- _DATA TO USE_:
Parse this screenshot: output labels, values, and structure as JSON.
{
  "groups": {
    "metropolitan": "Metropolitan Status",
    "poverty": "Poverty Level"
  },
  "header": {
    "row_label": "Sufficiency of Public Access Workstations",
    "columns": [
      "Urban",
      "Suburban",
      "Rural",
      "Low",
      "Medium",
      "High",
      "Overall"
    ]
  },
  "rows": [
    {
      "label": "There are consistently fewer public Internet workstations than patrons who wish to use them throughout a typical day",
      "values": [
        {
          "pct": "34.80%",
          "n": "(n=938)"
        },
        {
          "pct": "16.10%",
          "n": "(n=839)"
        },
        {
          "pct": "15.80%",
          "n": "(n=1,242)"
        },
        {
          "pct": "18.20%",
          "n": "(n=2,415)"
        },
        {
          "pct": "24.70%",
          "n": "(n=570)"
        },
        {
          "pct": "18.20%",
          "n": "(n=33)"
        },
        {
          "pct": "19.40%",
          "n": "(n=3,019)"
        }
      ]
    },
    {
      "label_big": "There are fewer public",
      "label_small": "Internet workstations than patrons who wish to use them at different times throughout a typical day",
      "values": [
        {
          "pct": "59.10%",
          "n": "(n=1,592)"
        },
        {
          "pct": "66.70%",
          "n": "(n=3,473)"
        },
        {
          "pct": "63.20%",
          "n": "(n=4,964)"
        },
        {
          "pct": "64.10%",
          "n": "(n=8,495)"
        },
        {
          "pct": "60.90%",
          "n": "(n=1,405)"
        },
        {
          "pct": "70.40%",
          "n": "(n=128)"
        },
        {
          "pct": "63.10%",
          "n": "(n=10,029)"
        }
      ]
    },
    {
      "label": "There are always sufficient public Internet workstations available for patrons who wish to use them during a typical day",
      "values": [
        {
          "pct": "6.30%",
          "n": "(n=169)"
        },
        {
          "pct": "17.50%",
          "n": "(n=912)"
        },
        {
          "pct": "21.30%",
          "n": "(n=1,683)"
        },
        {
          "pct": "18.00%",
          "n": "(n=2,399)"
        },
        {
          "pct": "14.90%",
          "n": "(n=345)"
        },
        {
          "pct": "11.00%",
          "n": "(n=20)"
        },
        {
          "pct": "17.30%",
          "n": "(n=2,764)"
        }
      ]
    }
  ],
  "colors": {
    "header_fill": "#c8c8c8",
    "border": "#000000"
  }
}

- _EXERCISE OBJECTIVE_: Set out the complete listing exactly as shown.

- _CORRECT RESPONSE_:
Parse this screenshot: output labels, values, and structure as JSON.
{
  "groups": {
    "metropolitan": "Metropolitan Status",
    "poverty": "Poverty Level"
  },
  "header": {
    "row_label": "Sufficiency of Public Access Workstations",
    "columns": [
      "Urban",
      "Suburban",
      "Rural",
      "Low",
      "Medium",
      "High",
      "Overall"
    ]
  },
  "rows": [
    {
      "label": "There are consistently fewer public Internet workstations than patrons who wish to use them throughout a typical day",
      "values": [
        {
          "pct": "34.80%",
          "n": "(n=938)"
        },
        {
          "pct": "16.10%",
          "n": "(n=839)"
        },
        {
          "pct": "15.80%",
          "n": "(n=1,242)"
        },
        {
          "pct": "18.20%",
          "n": "(n=2,415)"
        },
        {
          "pct": "24.70%",
          "n": "(n=570)"
        },
        {
          "pct": "18.20%",
          "n": "(n=33)"
        },
        {
          "pct": "19.40%",
          "n": "(n=3,019)"
        }
      ]
    },
    {
      "label_big": "There are fewer public",
      "label_small": "Internet workstations than patrons who wish to use them at different times throughout a typical day",
      "values": [
        {
          "pct": "59.10%",
          "n": "(n=1,592)"
        },
        {
          "pct": "66.70%",
          "n": "(n=3,473)"
        },
        {
          "pct": "63.20%",
          "n": "(n=4,964)"
        },
        {
          "pct": "64.10%",
          "n": "(n=8,495)"
        },
        {
          "pct": "60.90%",
          "n": "(n=1,405)"
        },
        {
          "pct": "70.40%",
          "n": "(n=128)"
        },
        {
          "pct": "63.10%",
          "n": "(n=10,029)"
        }
      ]
    },
    {
      "label": "There are always sufficient public Internet workstations available for patrons who wish to use them during a typical day",
      "values": [
        {
          "pct": "6.30%",
          "n": "(n=169)"
        },
        {
          "pct": "17.50%",
          "n": "(n=912)"
        },
        {
          "pct": "21.30%",
          "n": "(n=1,683)"
        },
        {
          "pct": "18.00%",
          "n": "(n=2,399)"
        },
        {
          "pct": "14.90%",
          "n": "(n=345)"
        },
        {
          "pct": "11.00%",
          "n": "(n=20)"
        },
        {
          "pct": "17.30%",
          "n": "(n=2,764)"
        }
      ]
    }
  ],
  "colors": {
    "header_fill": "#c8c8c8",
    "border": "#000000"
  }
}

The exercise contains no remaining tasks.